What you are asked to do: In the material below, list every line carrying the string "甲方所售房屋".

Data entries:
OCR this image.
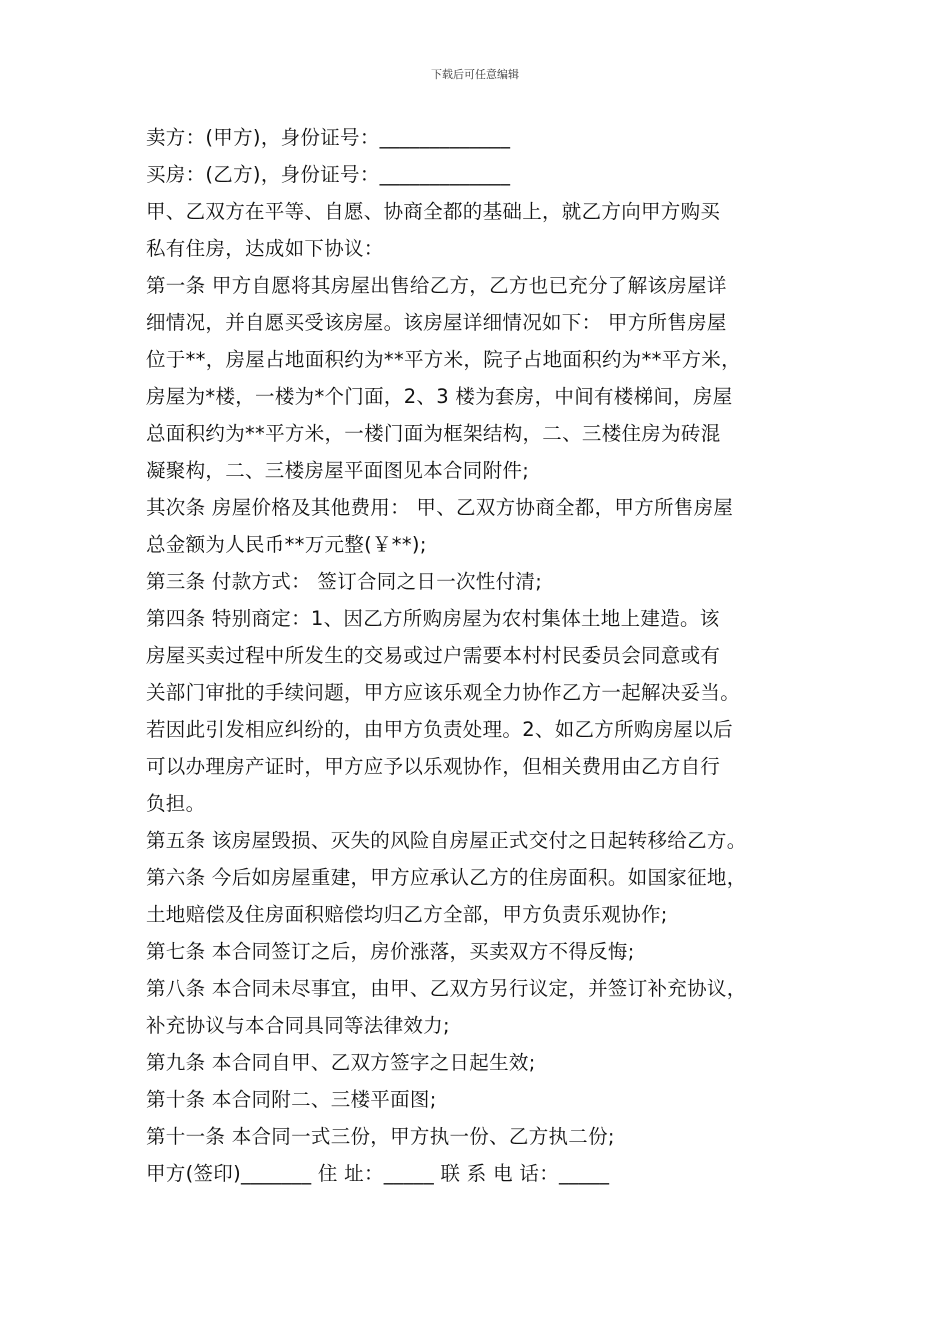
下载后可任意编辑
卖方：(甲方)，身份证号：_____________
买房：(乙方)，身份证号：_____________
甲、乙双方在平等、自愿、协商全都的基础上，就乙方向甲方购买
私有住房，达成如下协议：
第一条 甲方自愿将其房屋出售给乙方，乙方也已充分了解该房屋详
细情况，并自愿买受该房屋。该房屋详细情况如下： 甲方所售房屋
位于**，房屋占地面积约为**平方米，院子占地面积约为**平方米，
房屋为*楼，一楼为*个门面，2、3 楼为套房，中间有楼梯间，房屋
总面积约为**平方米，一楼门面为框架结构，二、三楼住房为砖混
凝聚构，二、三楼房屋平面图见本合同附件;
其次条 房屋价格及其他费用： 甲、乙双方协商全都，甲方所售房屋
总金额为人民币**万元整(￥**);
第三条 付款方式： 签订合同之日一次性付清;
第四条 特别商定：1、因乙方所购房屋为农村集体土地上建造。该
房屋买卖过程中所发生的交易或过户需要本村村民委员会同意或有
关部门审批的手续问题，甲方应该乐观全力协作乙方一起解决妥当。
若因此引发相应纠纷的，由甲方负责处理。2、如乙方所购房屋以后
可以办理房产证时，甲方应予以乐观协作，但相关费用由乙方自行
负担。
第五条 该房屋毁损、灭失的风险自房屋正式交付之日起转移给乙方。
第六条 今后如房屋重建，甲方应承认乙方的住房面积。如国家征地，
土地赔偿及住房面积赔偿均归乙方全部，甲方负责乐观协作;
第七条 本合同签订之后，房价涨落，买卖双方不得反悔;
第八条 本合同未尽事宜，由甲、乙双方另行议定，并签订补充协议，
补充协议与本合同具同等法律效力;
第九条 本合同自甲、乙双方签字之日起生效;
第十条 本合同附二、三楼平面图;
第十一条 本合同一式三份，甲方执一份、乙方执二份;
甲方(签印)_______ 住 址：_____ 联 系 电 话：_____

Solution to this exercise:
细情况，并自愿买受该房屋。该房屋详细情况如下： 甲方所售房屋
其次条 房屋价格及其他费用： 甲、乙双方协商全都，甲方所售房屋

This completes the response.